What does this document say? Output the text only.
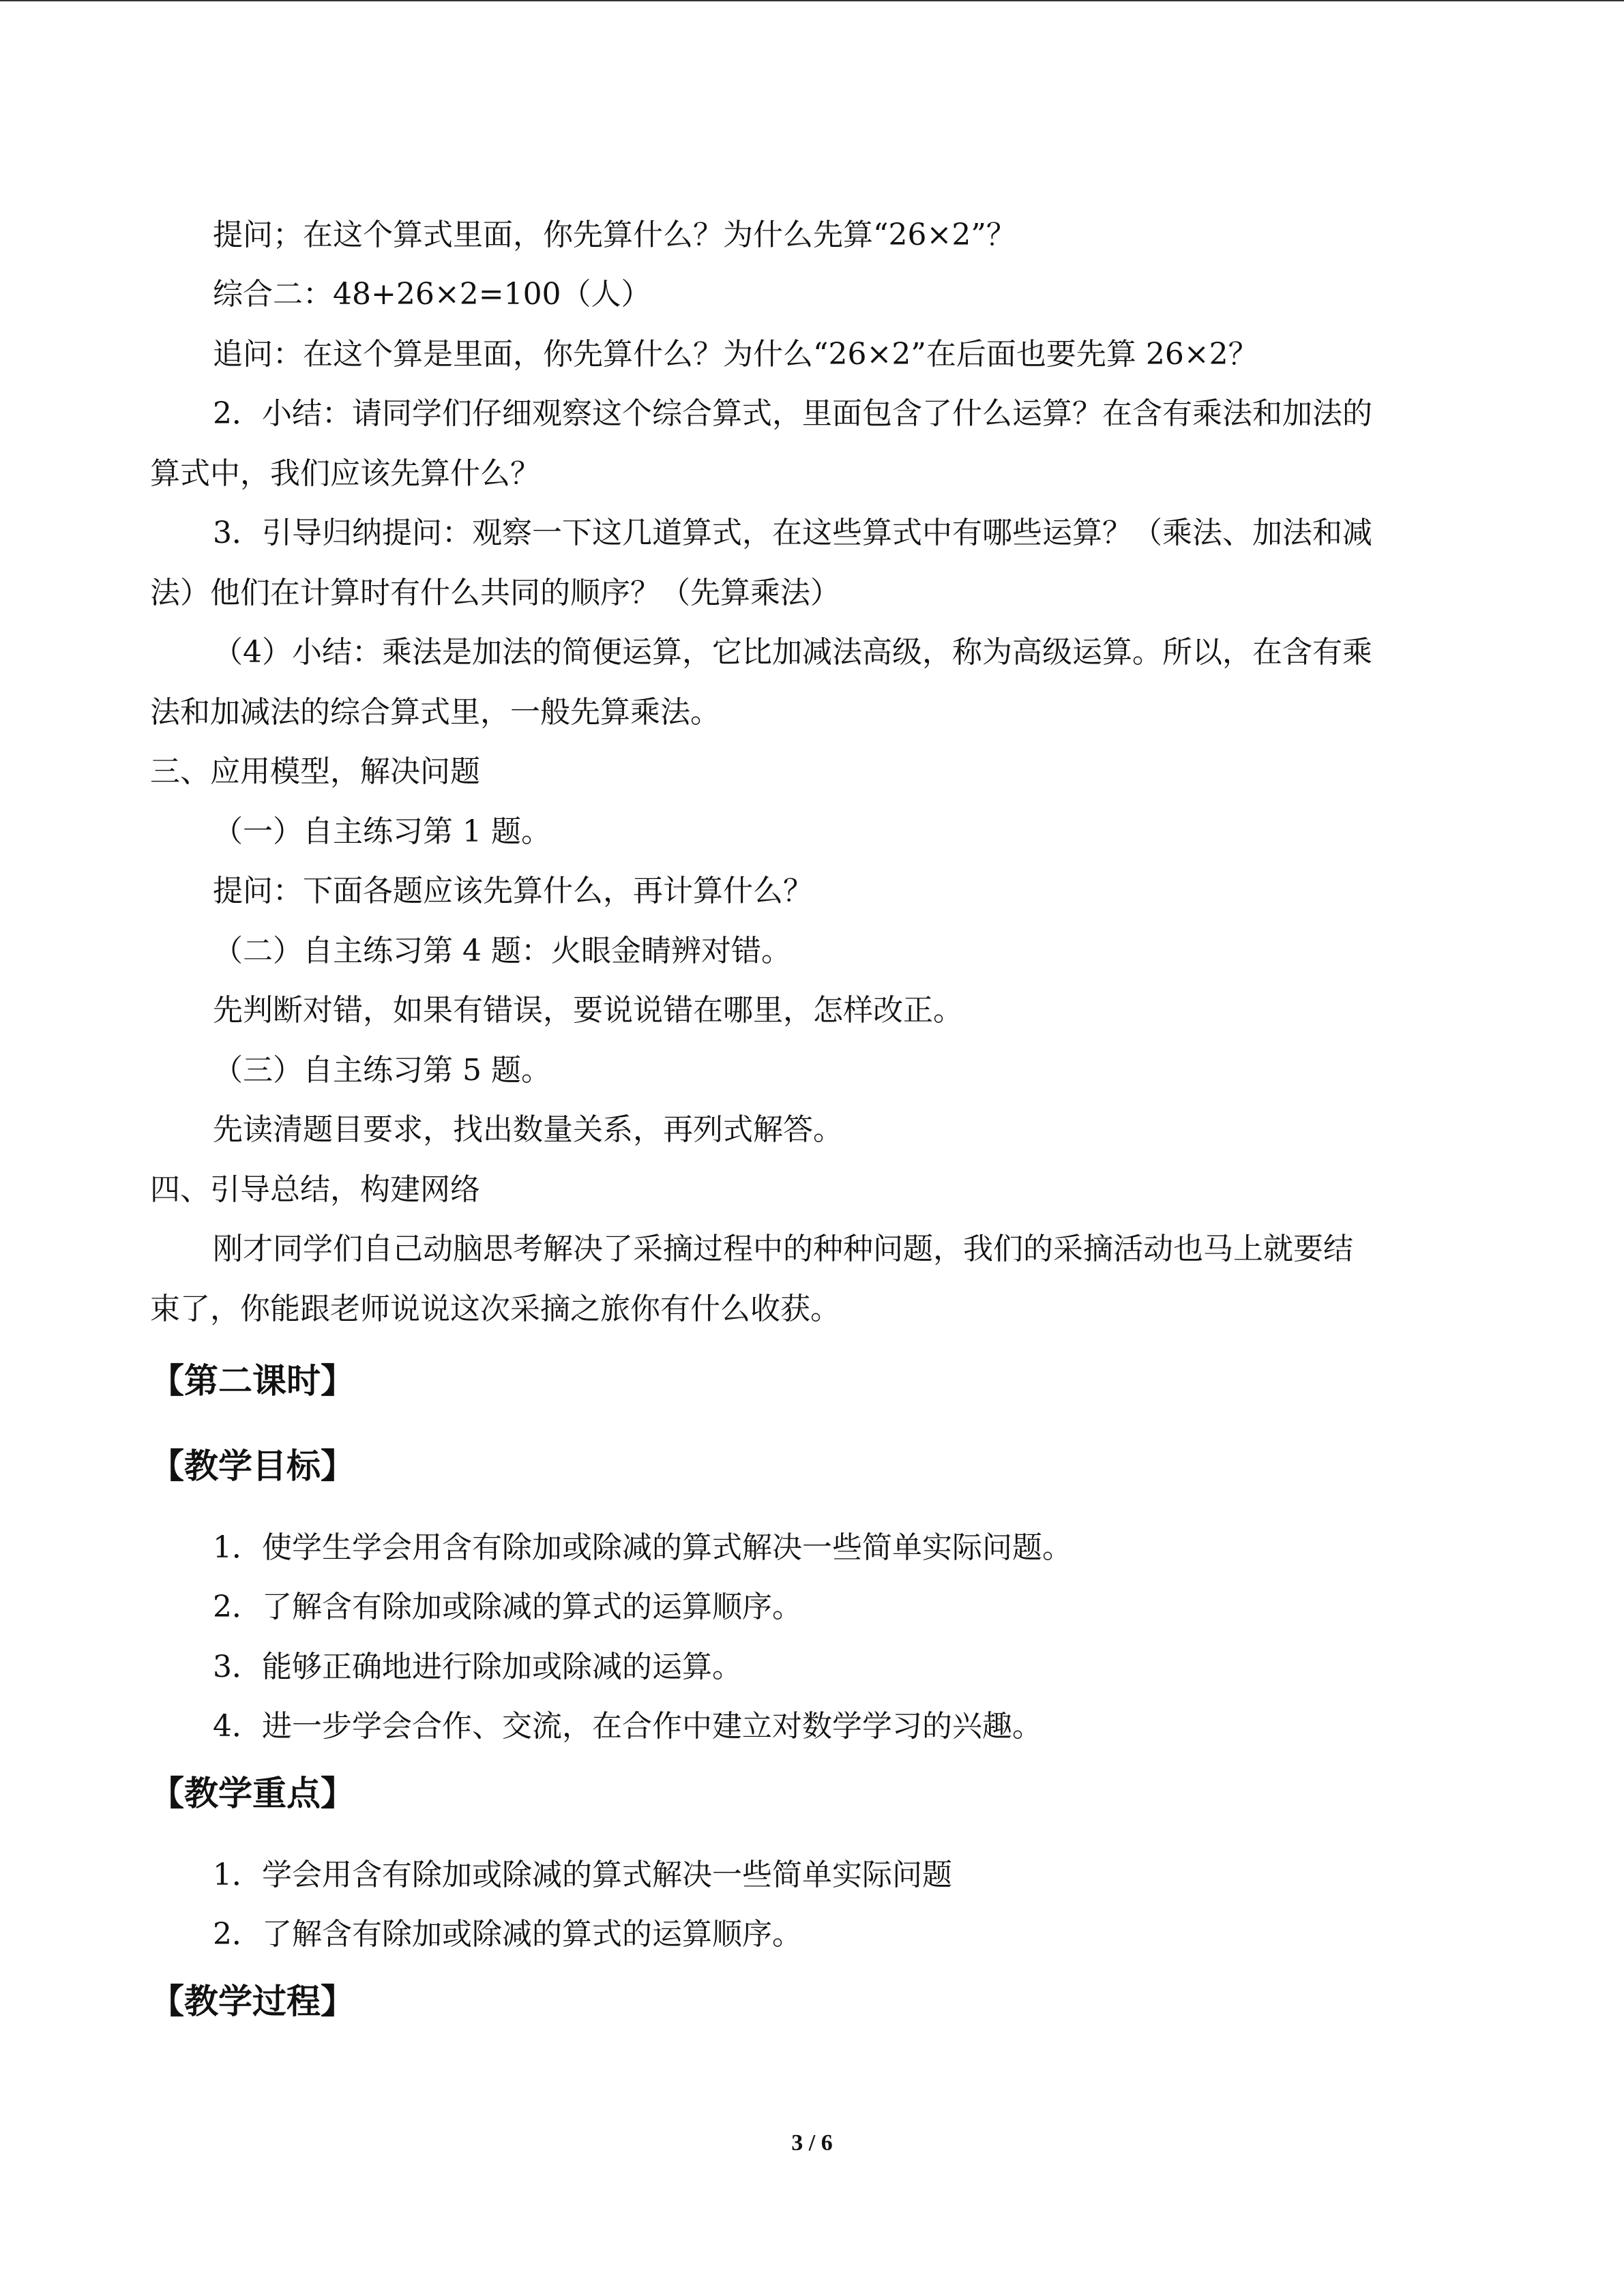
提问；在这个算式里面，你先算什么？为什么先算“26×2”？
综合二：48+26×2=100（人）
追问：在这个算是里面，你先算什么？为什么“26×2”在后面也要先算 26×2？
2．小结：请同学们仔细观察这个综合算式，里面包含了什么运算？在含有乘法和加法的
算式中，我们应该先算什么？
3．引导归纳提问：观察一下这几道算式，在这些算式中有哪些运算？（乘法、加法和减
法）他们在计算时有什么共同的顺序？（先算乘法）
（4）小结：乘法是加法的简便运算，它比加减法高级，称为高级运算。所以，在含有乘
法和加减法的综合算式里，一般先算乘法。
三、应用模型，解决问题
（一）自主练习第 1 题。
提问：下面各题应该先算什么，再计算什么？
（二）自主练习第 4 题：火眼金睛辨对错。
先判断对错，如果有错误，要说说错在哪里，怎样改正。
（三）自主练习第 5 题。
先读清题目要求，找出数量关系，再列式解答。
四、引导总结，构建网络
刚才同学们自己动脑思考解决了采摘过程中的种种问题，我们的采摘活动也马上就要结
束了，你能跟老师说说这次采摘之旅你有什么收获。
【第二课时】
【教学目标】
1．使学生学会用含有除加或除减的算式解决一些简单实际问题。
2．了解含有除加或除减的算式的运算顺序。
3．能够正确地进行除加或除减的运算。
4．进一步学会合作、交流，在合作中建立对数学学习的兴趣。
【教学重点】
1．学会用含有除加或除减的算式解决一些简单实际问题
2．了解含有除加或除减的算式的运算顺序。
【教学过程】
3 / 6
====
Transcribe every line in the entries above, taking out only the images.

What does this document say? Output the text only.
提问；在这个算式里面，你先算什么？为什么先算“26×2”？
综合二：48+26×2=100（人）
追问：在这个算是里面，你先算什么？为什么“26×2”在后面也要先算 26×2？
2．小结：请同学们仔细观察这个综合算式，里面包含了什么运算？在含有乘法和加法的
算式中，我们应该先算什么？
3．引导归纳提问：观察一下这几道算式，在这些算式中有哪些运算？（乘法、加法和减
法）他们在计算时有什么共同的顺序？（先算乘法）
（4）小结：乘法是加法的简便运算，它比加减法高级，称为高级运算。所以，在含有乘
法和加减法的综合算式里，一般先算乘法。
三、应用模型，解决问题
（一）自主练习第 1 题。
提问：下面各题应该先算什么，再计算什么？
（二）自主练习第 4 题：火眼金睛辨对错。
先判断对错，如果有错误，要说说错在哪里，怎样改正。
（三）自主练习第 5 题。
先读清题目要求，找出数量关系，再列式解答。
四、引导总结，构建网络
刚才同学们自己动脑思考解决了采摘过程中的种种问题，我们的采摘活动也马上就要结
束了，你能跟老师说说这次采摘之旅你有什么收获。
【第二课时】
【教学目标】
1．使学生学会用含有除加或除减的算式解决一些简单实际问题。
2．了解含有除加或除减的算式的运算顺序。
3．能够正确地进行除加或除减的运算。
4．进一步学会合作、交流，在合作中建立对数学学习的兴趣。
【教学重点】
1．学会用含有除加或除减的算式解决一些简单实际问题
2．了解含有除加或除减的算式的运算顺序。
【教学过程】
3 / 6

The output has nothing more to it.